*DATA FOR THIS EXERCISE:*
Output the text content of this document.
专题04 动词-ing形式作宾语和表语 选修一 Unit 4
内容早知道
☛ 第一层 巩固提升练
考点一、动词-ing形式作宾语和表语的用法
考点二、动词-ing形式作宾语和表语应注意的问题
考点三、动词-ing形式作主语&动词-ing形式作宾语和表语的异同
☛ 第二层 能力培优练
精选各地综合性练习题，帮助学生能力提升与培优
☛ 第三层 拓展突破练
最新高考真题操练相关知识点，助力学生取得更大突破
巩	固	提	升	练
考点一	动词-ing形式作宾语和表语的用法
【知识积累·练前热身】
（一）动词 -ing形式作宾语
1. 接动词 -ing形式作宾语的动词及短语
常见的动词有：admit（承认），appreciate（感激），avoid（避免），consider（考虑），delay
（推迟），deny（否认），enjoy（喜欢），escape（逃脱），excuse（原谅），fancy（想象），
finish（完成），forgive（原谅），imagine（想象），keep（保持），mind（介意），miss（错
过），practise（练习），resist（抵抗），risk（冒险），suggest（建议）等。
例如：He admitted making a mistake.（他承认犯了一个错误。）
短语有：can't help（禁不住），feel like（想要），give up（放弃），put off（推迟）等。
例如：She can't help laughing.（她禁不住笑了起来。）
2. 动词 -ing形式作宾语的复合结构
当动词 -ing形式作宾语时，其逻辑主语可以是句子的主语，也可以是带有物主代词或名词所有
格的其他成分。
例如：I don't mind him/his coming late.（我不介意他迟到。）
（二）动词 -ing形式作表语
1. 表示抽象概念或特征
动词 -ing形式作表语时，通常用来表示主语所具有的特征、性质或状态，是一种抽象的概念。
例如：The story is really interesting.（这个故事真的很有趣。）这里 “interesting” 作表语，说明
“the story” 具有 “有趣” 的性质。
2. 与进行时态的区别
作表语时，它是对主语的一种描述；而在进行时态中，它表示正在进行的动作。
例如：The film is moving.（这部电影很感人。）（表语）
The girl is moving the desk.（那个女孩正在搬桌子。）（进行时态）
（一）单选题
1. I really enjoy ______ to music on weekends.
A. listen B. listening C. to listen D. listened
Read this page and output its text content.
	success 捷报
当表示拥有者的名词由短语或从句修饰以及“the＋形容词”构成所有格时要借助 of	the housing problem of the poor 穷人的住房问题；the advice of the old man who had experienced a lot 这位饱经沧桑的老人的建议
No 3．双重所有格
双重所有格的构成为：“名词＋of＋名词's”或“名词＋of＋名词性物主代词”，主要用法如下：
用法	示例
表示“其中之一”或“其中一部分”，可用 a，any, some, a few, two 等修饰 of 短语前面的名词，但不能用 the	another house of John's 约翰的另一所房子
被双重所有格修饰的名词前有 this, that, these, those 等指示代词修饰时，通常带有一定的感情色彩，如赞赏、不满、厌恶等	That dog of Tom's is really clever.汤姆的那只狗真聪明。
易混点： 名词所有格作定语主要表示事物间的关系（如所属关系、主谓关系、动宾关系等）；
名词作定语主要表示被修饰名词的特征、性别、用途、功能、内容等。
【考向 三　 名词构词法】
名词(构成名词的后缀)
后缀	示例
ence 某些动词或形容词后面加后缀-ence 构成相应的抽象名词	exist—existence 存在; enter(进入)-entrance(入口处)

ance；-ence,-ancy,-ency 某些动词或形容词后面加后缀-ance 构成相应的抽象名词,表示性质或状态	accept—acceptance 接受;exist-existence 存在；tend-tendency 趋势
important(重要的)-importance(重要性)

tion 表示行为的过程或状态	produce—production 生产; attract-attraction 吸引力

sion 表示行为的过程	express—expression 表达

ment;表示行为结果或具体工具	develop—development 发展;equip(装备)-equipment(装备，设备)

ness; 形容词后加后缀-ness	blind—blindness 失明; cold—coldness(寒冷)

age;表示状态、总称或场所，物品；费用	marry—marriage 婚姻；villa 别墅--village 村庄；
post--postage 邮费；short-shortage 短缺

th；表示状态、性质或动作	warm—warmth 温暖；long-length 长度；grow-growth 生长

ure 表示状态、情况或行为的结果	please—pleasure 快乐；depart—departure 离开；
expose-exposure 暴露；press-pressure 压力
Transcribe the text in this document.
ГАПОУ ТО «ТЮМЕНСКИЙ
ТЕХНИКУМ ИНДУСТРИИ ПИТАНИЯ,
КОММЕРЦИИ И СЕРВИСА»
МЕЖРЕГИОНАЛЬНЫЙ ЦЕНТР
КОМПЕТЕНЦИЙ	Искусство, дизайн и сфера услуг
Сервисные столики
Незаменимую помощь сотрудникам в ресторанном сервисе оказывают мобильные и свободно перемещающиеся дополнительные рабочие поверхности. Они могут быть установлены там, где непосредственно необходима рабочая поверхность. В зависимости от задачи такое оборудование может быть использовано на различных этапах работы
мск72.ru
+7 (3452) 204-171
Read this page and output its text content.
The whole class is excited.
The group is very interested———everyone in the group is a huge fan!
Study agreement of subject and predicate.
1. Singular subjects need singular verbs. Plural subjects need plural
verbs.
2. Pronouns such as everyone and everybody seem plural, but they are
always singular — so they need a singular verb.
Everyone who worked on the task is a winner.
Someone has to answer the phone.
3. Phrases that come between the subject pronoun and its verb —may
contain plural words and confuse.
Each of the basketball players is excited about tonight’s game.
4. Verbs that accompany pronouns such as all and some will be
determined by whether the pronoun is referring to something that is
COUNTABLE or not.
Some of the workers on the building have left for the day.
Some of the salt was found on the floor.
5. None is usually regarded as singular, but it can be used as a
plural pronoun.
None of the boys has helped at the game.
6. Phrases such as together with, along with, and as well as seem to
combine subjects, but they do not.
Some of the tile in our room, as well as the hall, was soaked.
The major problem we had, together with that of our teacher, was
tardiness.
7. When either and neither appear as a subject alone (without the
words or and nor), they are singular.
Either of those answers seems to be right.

*WHAT YOU WILL DO:* Copy out all the entries shown above, character for character.

*THE ANSWER:*
Output the text content of this document.
专题04 动词-ing形式作宾语和表语 选修一 Unit 4
内容早知道
☛ 第一层 巩固提升练
考点一、动词-ing形式作宾语和表语的用法
考点二、动词-ing形式作宾语和表语应注意的问题
考点三、动词-ing形式作主语&动词-ing形式作宾语和表语的异同
☛ 第二层 能力培优练
精选各地综合性练习题，帮助学生能力提升与培优
☛ 第三层 拓展突破练
最新高考真题操练相关知识点，助力学生取得更大突破
巩	固	提	升	练
考点一	动词-ing形式作宾语和表语的用法
【知识积累·练前热身】
（一）动词 -ing形式作宾语
1. 接动词 -ing形式作宾语的动词及短语
常见的动词有：admit（承认），appreciate（感激），avoid（避免），consider（考虑），delay
（推迟），deny（否认），enjoy（喜欢），escape（逃脱），excuse（原谅），fancy（想象），
finish（完成），forgive（原谅），imagine（想象），keep（保持），mind（介意），miss（错
过），practise（练习），resist（抵抗），risk（冒险），suggest（建议）等。
例如：He admitted making a mistake.（他承认犯了一个错误。）
短语有：can't help（禁不住），feel like（想要），give up（放弃），put off（推迟）等。
例如：She can't help laughing.（她禁不住笑了起来。）
2. 动词 -ing形式作宾语的复合结构
当动词 -ing形式作宾语时，其逻辑主语可以是句子的主语，也可以是带有物主代词或名词所有
格的其他成分。
例如：I don't mind him/his coming late.（我不介意他迟到。）
（二）动词 -ing形式作表语
1. 表示抽象概念或特征
动词 -ing形式作表语时，通常用来表示主语所具有的特征、性质或状态，是一种抽象的概念。
例如：The story is really interesting.（这个故事真的很有趣。）这里 “interesting” 作表语，说明
“the story” 具有 “有趣” 的性质。
2. 与进行时态的区别
作表语时，它是对主语的一种描述；而在进行时态中，它表示正在进行的动作。
例如：The film is moving.（这部电影很感人。）（表语）
The girl is moving the desk.（那个女孩正在搬桌子。）（进行时态）
（一）单选题
1. I really enjoy ______ to music on weekends.
A. listen B. listening C. to listen D. listened
Read this page and output its text content.
	success 捷报
当表示拥有者的名词由短语或从句修饰以及“the＋形容词”构成所有格时要借助 of	the housing problem of the poor 穷人的住房问题；the advice of the old man who had experienced a lot 这位饱经沧桑的老人的建议
No 3．双重所有格
双重所有格的构成为：“名词＋of＋名词's”或“名词＋of＋名词性物主代词”，主要用法如下：
用法	示例
表示“其中之一”或“其中一部分”，可用 a，any, some, a few, two 等修饰 of 短语前面的名词，但不能用 the	another house of John's 约翰的另一所房子
被双重所有格修饰的名词前有 this, that, these, those 等指示代词修饰时，通常带有一定的感情色彩，如赞赏、不满、厌恶等	That dog of Tom's is really clever.汤姆的那只狗真聪明。
易混点： 名词所有格作定语主要表示事物间的关系（如所属关系、主谓关系、动宾关系等）；
名词作定语主要表示被修饰名词的特征、性别、用途、功能、内容等。
【考向 三　 名词构词法】
名词(构成名词的后缀)
后缀	示例
ence 某些动词或形容词后面加后缀-ence 构成相应的抽象名词	exist—existence 存在; enter(进入)-entrance(入口处)

ance；-ence,-ancy,-ency 某些动词或形容词后面加后缀-ance 构成相应的抽象名词,表示性质或状态	accept—acceptance 接受;exist-existence 存在；tend-tendency 趋势
important(重要的)-importance(重要性)

tion 表示行为的过程或状态	produce—production 生产; attract-attraction 吸引力

sion 表示行为的过程	express—expression 表达

ment;表示行为结果或具体工具	develop—development 发展;equip(装备)-equipment(装备，设备)

ness; 形容词后加后缀-ness	blind—blindness 失明; cold—coldness(寒冷)

age;表示状态、总称或场所，物品；费用	marry—marriage 婚姻；villa 别墅--village 村庄；
post--postage 邮费；short-shortage 短缺

th；表示状态、性质或动作	warm—warmth 温暖；long-length 长度；grow-growth 生长

ure 表示状态、情况或行为的结果	please—pleasure 快乐；depart—departure 离开；
expose-exposure 暴露；press-pressure 压力
Transcribe the text in this document.
ГАПОУ ТО «ТЮМЕНСКИЙ
ТЕХНИКУМ ИНДУСТРИИ ПИТАНИЯ,
КОММЕРЦИИ И СЕРВИСА»
МЕЖРЕГИОНАЛЬНЫЙ ЦЕНТР
КОМПЕТЕНЦИЙ	Искусство, дизайн и сфера услуг
Сервисные столики
Незаменимую помощь сотрудникам в ресторанном сервисе оказывают мобильные и свободно перемещающиеся дополнительные рабочие поверхности. Они могут быть установлены там, где непосредственно необходима рабочая поверхность. В зависимости от задачи такое оборудование может быть использовано на различных этапах работы
мск72.ru
+7 (3452) 204-171
Read this page and output its text content.
The whole class is excited.
The group is very interested———everyone in the group is a huge fan!
Study agreement of subject and predicate.
1. Singular subjects need singular verbs. Plural subjects need plural
verbs.
2. Pronouns such as everyone and everybody seem plural, but they are
always singular — so they need a singular verb.
Everyone who worked on the task is a winner.
Someone has to answer the phone.
3. Phrases that come between the subject pronoun and its verb —may
contain plural words and confuse.
Each of the basketball players is excited about tonight’s game.
4. Verbs that accompany pronouns such as all and some will be
determined by whether the pronoun is referring to something that is
COUNTABLE or not.
Some of the workers on the building have left for the day.
Some of the salt was found on the floor.
5. None is usually regarded as singular, but it can be used as a
plural pronoun.
None of the boys has helped at the game.
6. Phrases such as together with, along with, and as well as seem to
combine subjects, but they do not.
Some of the tile in our room, as well as the hall, was soaked.
The major problem we had, together with that of our teacher, was
tardiness.
7. When either and neither appear as a subject alone (without the
words or and nor), they are singular.
Either of those answers seems to be right.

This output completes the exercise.